Selected text »
I can understand that sometimes people go through things that lower their desire for sex. Sometimes this comes from within themselves and sometimes it’s a result of faults in the relationship.

What I do not understand is when two people cannot talk about this and find their way back to each other and a healthy sex life.

In my way of thinking, a spouse who refuses to work on whatever is needed to get back to a good, healthy sex life has a huge flaw. They are not marriage material.

If one spouse has let themselves go... then both can work together to get that spouse back in shape... plan meals and shopping together, workout together... take long walks, go hiking, etc. Physical exercise will often make a person want more sex. And sex is one of the best physical exercises there is.

Get your hormones checked to see if it's a hormone issue and take the darn hormones.

There are things a couple can do to fix this. But it seems that in so many cases, the supposedly LD spouse has no desire to fix it and is using their supposed LD as the excuse. The fact that they refuse to try anything that will fix the lack of sex in the marriage tells me this is a control issue for that person. They are resentful/angry and now have a great excuse to 'punish' their spouse by withholding sex. It's the ultimate form of passive aggressive behavior in marriage.


----------



## abouttogiveup (Jun 16, 2012)

As far as the porn and masturbation goes, I really don't care that he does it. It's the fact that he would rather watch porn that have any sort of sexual contact with me. We used to (occasionally) watch porn together just to get in the mood, but now it's a secretive thing for him and the fact that when I saw the porn sites on the computer they were visited daily.?? It makes me so upset for him to say he just hasn't been in the mood then see that. Sometimes, the views were stretched out hours apart, so I know he has been masturbating several times a day.

(Data records)
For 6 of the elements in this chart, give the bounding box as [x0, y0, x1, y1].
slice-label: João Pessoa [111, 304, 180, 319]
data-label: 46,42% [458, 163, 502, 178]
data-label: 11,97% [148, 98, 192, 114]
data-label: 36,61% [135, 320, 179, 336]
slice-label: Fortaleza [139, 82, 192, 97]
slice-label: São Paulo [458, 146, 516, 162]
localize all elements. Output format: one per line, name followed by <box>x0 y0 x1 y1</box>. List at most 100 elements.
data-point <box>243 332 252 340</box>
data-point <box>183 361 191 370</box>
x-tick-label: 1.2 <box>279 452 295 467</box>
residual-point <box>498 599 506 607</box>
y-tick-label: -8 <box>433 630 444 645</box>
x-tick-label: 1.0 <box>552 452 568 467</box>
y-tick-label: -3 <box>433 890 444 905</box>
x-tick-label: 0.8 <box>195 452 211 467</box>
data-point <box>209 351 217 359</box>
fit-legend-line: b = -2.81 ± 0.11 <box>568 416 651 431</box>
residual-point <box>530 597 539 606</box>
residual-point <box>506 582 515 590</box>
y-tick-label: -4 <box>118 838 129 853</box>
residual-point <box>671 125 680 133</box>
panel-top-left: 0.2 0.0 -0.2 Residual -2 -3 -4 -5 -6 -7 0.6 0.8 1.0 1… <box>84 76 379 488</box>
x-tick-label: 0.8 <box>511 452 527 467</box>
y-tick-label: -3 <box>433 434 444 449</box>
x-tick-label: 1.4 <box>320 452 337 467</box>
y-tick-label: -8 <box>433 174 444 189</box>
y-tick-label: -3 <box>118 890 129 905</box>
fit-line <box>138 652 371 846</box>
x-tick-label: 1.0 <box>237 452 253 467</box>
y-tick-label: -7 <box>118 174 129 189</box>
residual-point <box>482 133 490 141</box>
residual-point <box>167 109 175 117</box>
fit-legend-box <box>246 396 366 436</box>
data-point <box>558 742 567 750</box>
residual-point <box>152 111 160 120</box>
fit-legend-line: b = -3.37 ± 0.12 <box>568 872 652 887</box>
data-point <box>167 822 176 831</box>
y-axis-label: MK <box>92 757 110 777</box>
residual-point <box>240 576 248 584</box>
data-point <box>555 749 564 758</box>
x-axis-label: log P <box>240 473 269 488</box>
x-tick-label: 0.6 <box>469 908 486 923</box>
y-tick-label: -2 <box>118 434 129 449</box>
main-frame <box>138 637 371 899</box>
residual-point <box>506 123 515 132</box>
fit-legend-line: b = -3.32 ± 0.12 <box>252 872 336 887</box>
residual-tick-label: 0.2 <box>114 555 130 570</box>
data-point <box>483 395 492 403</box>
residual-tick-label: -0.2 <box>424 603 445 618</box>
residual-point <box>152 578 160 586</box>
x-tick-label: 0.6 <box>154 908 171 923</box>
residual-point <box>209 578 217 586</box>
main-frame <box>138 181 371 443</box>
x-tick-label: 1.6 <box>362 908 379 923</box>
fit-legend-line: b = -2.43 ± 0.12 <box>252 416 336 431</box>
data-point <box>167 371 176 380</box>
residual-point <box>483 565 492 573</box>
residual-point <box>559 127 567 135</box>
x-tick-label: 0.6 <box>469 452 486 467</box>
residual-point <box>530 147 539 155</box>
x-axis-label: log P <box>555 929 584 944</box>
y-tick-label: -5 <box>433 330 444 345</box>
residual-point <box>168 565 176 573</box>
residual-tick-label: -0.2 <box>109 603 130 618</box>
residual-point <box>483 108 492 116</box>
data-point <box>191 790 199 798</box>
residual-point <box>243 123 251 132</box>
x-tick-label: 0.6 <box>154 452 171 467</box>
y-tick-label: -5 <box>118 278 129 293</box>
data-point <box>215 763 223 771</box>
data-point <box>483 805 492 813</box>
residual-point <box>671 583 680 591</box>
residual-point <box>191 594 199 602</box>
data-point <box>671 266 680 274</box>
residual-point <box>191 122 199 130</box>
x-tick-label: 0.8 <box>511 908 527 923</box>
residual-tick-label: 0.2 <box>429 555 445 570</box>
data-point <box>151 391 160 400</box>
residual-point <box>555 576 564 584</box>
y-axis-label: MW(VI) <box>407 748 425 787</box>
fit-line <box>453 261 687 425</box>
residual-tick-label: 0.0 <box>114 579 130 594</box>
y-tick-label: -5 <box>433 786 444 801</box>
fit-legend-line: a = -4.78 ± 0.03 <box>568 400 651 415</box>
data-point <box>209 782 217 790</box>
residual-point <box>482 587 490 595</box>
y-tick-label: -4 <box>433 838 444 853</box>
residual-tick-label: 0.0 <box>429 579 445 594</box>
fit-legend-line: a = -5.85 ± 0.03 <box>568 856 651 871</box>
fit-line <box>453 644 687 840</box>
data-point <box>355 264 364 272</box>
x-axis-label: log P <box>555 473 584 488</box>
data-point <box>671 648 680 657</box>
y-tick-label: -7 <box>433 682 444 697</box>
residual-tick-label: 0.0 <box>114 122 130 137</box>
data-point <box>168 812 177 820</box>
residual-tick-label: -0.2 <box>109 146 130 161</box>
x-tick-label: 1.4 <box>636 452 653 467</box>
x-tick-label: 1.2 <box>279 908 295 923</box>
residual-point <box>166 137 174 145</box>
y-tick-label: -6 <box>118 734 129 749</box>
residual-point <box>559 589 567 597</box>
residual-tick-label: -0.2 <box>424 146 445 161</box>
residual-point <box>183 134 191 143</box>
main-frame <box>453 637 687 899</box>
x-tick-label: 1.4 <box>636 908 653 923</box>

Questions to answer »
1. Please write out the part of the forum thread on sex in marriage starting with "If one spouse" and going on through "exercises there is.".
2. Extend the forum thread on sex in marriage, picking up after its last sentence.

Responses per task »
1.
If one spouse has let themselves go... then both can work together to get that spouse back in shape... plan meals and shopping together, workout together... take long walks, go hiking, etc. Physical exercise will often make a person want more sex. And sex is one of the best physical exercises there is.

2.
Again, we have had some serious talks about this and I have gotten a variety of answers from "you just expect me to be turned on and want to do it the instant you want it", to "I've been really tired lately" to "I just haven't wanted to have sex for a while" and "you know for guys once they have a kid their testosterone levels drop so they don't want to have sex as much". Problem with that last one is that my son is from a previous relationship and has been around since the day I met my husband. It all sounds like excuses to me now.

And in all these talks we have had, I have outright told him I am unhappy with us never having sex and the fact that after the sex stopped, all romance seemed to go out the window as well We never go out on dates anymore and other things that used to be common, like massages, I now have to ask for and they last only a minute or two. When I tell him how concerned I am he says he isn't happy with the fact that we have no sex/romance anymore and we go through a list of things we can do to make it better. As stated earlier, this usually results in a day or 2 of sex then another several week/month period of nothing.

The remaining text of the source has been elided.